── Material provided ──

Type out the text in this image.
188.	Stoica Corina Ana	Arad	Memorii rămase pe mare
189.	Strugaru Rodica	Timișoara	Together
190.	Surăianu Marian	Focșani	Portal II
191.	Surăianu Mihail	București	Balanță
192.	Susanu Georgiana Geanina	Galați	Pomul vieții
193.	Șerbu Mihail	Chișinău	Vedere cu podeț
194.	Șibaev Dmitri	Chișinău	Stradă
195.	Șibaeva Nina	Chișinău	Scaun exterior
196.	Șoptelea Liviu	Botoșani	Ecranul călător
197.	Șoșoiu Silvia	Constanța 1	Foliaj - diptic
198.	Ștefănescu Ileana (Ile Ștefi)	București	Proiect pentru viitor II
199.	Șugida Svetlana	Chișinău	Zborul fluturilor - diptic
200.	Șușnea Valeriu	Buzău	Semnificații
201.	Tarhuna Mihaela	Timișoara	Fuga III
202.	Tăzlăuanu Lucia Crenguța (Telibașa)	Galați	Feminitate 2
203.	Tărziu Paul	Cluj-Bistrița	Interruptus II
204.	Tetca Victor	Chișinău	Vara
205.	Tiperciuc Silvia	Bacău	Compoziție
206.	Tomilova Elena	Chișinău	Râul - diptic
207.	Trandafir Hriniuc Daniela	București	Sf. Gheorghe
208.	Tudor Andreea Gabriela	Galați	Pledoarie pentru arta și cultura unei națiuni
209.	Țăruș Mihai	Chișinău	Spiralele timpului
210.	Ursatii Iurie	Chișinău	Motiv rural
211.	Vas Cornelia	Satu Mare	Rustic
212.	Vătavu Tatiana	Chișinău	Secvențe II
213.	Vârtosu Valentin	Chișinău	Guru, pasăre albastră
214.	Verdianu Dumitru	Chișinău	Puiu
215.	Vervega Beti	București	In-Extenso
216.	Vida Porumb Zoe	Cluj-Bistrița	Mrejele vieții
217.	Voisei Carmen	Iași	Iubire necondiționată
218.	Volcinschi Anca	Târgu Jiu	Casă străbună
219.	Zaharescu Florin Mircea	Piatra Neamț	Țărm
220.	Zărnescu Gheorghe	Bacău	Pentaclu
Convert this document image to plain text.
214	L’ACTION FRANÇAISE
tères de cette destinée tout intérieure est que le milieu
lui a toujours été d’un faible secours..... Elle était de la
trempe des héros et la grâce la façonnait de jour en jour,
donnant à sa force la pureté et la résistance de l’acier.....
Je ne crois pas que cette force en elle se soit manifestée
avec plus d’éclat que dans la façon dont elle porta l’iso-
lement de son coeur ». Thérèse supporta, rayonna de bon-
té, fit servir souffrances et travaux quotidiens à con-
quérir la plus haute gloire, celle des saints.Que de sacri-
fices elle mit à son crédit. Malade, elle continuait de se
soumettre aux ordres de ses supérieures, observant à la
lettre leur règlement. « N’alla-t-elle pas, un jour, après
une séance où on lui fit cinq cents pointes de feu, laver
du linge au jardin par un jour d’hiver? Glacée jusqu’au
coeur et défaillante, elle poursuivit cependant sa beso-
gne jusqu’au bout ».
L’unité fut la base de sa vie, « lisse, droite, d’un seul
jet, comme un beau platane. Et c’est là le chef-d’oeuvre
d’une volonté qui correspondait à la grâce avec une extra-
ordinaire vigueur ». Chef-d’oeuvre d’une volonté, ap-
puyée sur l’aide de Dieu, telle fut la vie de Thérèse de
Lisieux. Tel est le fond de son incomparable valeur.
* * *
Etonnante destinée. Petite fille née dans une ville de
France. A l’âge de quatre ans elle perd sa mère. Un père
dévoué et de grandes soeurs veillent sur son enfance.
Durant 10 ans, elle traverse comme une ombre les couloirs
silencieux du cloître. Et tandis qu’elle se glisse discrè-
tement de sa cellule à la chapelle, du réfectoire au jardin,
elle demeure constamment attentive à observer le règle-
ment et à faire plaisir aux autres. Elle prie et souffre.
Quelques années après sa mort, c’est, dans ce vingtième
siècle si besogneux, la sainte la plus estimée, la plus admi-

───

Exactly how many lines contain "cette"? State the number and nothing else.

2